### Exercise data
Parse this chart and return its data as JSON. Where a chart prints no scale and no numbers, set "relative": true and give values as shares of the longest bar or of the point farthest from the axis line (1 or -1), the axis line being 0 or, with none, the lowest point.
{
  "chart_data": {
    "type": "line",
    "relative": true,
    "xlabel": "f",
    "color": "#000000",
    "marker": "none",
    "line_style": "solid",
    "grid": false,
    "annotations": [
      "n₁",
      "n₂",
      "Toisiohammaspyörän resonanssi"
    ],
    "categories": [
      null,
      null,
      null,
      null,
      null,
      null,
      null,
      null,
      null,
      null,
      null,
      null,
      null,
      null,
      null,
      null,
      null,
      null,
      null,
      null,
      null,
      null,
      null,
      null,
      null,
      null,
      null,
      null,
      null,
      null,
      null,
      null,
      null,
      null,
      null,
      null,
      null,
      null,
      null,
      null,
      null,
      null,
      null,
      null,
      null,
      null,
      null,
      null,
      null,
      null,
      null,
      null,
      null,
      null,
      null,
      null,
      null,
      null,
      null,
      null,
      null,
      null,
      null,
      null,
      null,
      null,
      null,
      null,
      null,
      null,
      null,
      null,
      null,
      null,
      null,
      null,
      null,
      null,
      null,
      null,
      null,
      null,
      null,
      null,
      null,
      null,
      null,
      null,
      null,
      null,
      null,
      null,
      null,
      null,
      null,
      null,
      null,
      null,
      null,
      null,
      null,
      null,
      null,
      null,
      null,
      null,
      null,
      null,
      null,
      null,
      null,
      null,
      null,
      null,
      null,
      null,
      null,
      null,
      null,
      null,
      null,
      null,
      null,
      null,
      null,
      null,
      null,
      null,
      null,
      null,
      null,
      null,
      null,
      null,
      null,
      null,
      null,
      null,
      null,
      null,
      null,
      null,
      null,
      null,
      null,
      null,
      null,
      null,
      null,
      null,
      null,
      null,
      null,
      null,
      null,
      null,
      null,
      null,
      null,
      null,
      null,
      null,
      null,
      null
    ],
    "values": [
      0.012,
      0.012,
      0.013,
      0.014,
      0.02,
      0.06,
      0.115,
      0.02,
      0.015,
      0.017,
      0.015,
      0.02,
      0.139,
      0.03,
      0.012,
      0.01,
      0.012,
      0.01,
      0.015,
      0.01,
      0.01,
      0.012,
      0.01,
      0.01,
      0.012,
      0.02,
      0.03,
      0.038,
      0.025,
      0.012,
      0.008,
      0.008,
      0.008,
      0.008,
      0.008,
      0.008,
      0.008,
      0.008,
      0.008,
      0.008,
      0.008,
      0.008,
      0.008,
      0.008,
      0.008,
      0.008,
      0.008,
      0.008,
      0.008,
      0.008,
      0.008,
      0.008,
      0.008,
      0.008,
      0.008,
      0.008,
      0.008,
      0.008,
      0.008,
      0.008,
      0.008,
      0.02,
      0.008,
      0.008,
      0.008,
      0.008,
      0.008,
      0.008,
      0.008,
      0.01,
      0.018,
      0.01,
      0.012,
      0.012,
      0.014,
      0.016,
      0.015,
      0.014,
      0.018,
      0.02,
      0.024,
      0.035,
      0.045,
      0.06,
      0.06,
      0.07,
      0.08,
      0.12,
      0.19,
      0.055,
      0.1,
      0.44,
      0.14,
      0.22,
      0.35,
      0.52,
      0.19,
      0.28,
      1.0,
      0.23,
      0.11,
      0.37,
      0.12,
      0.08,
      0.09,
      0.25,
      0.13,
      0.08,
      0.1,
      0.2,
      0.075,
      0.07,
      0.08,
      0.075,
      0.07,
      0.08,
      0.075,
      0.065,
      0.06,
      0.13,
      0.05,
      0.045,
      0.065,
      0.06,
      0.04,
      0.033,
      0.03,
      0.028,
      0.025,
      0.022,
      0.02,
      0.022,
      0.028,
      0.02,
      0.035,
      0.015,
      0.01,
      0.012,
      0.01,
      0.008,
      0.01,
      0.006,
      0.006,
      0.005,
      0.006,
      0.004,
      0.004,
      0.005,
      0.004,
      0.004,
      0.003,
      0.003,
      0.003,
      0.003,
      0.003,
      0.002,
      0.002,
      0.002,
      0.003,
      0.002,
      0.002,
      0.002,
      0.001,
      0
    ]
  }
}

### What the task asks
Please restate the data word for word, every record included.

### Solved problem
Parse this chart and return its data as JSON. Where a chart prints no scale and no numbers, set "relative": true and give values as shares of the longest bar or of the point farthest from the axis line (1 or -1), the axis line being 0 or, with none, the lowest point.
{
  "chart_data": {
    "type": "line",
    "relative": true,
    "xlabel": "f",
    "color": "#000000",
    "marker": "none",
    "line_style": "solid",
    "grid": false,
    "annotations": [
      "n₁",
      "n₂",
      "Toisiohammaspyörän resonanssi"
    ],
    "categories": [
      null,
      null,
      null,
      null,
      null,
      null,
      null,
      null,
      null,
      null,
      null,
      null,
      null,
      null,
      null,
      null,
      null,
      null,
      null,
      null,
      null,
      null,
      null,
      null,
      null,
      null,
      null,
      null,
      null,
      null,
      null,
      null,
      null,
      null,
      null,
      null,
      null,
      null,
      null,
      null,
      null,
      null,
      null,
      null,
      null,
      null,
      null,
      null,
      null,
      null,
      null,
      null,
      null,
      null,
      null,
      null,
      null,
      null,
      null,
      null,
      null,
      null,
      null,
      null,
      null,
      null,
      null,
      null,
      null,
      null,
      null,
      null,
      null,
      null,
      null,
      null,
      null,
      null,
      null,
      null,
      null,
      null,
      null,
      null,
      null,
      null,
      null,
      null,
      null,
      null,
      null,
      null,
      null,
      null,
      null,
      null,
      null,
      null,
      null,
      null,
      null,
      null,
      null,
      null,
      null,
      null,
      null,
      null,
      null,
      null,
      null,
      null,
      null,
      null,
      null,
      null,
      null,
      null,
      null,
      null,
      null,
      null,
      null,
      null,
      null,
      null,
      null,
      null,
      null,
      null,
      null,
      null,
      null,
      null,
      null,
      null,
      null,
      null,
      null,
      null,
      null,
      null,
      null,
      null,
      null,
      null,
      null,
      null,
      null,
      null,
      null,
      null,
      null,
      null,
      null,
      null,
      null,
      null,
      null,
      null,
      null,
      null,
      null,
      null
    ],
    "values": [
      0.012,
      0.012,
      0.013,
      0.014,
      0.02,
      0.06,
      0.115,
      0.02,
      0.015,
      0.017,
      0.015,
      0.02,
      0.139,
      0.03,
      0.012,
      0.01,
      0.012,
      0.01,
      0.015,
      0.01,
      0.01,
      0.012,
      0.01,
      0.01,
      0.012,
      0.02,
      0.03,
      0.038,
      0.025,
      0.012,
      0.008,
      0.008,
      0.008,
      0.008,
      0.008,
      0.008,
      0.008,
      0.008,
      0.008,
      0.008,
      0.008,
      0.008,
      0.008,
      0.008,
      0.008,
      0.008,
      0.008,
      0.008,
      0.008,
      0.008,
      0.008,
      0.008,
      0.008,
      0.008,
      0.008,
      0.008,
      0.008,
      0.008,
      0.008,
      0.008,
      0.008,
      0.02,
      0.008,
      0.008,
      0.008,
      0.008,
      0.008,
      0.008,
      0.008,
      0.01,
      0.018,
      0.01,
      0.012,
      0.012,
      0.014,
      0.016,
      0.015,
      0.014,
      0.018,
      0.02,
      0.024,
      0.035,
      0.045,
      0.06,
      0.06,
      0.07,
      0.08,
      0.12,
      0.19,
      0.055,
      0.1,
      0.44,
      0.14,
      0.22,
      0.35,
      0.52,
      0.19,
      0.28,
      1.0,
      0.23,
      0.11,
      0.37,
      0.12,
      0.08,
      0.09,
      0.25,
      0.13,
      0.08,
      0.1,
      0.2,
      0.075,
      0.07,
      0.08,
      0.075,
      0.07,
      0.08,
      0.075,
      0.065,
      0.06,
      0.13,
      0.05,
      0.045,
      0.065,
      0.06,
      0.04,
      0.033,
      0.03,
      0.028,
      0.025,
      0.022,
      0.02,
      0.022,
      0.028,
      0.02,
      0.035,
      0.015,
      0.01,
      0.012,
      0.01,
      0.008,
      0.01,
      0.006,
      0.006,
      0.005,
      0.006,
      0.004,
      0.004,
      0.005,
      0.004,
      0.004,
      0.003,
      0.003,
      0.003,
      0.003,
      0.003,
      0.002,
      0.002,
      0.002,
      0.003,
      0.002,
      0.002,
      0.002,
      0.001,
      0
    ]
  }
}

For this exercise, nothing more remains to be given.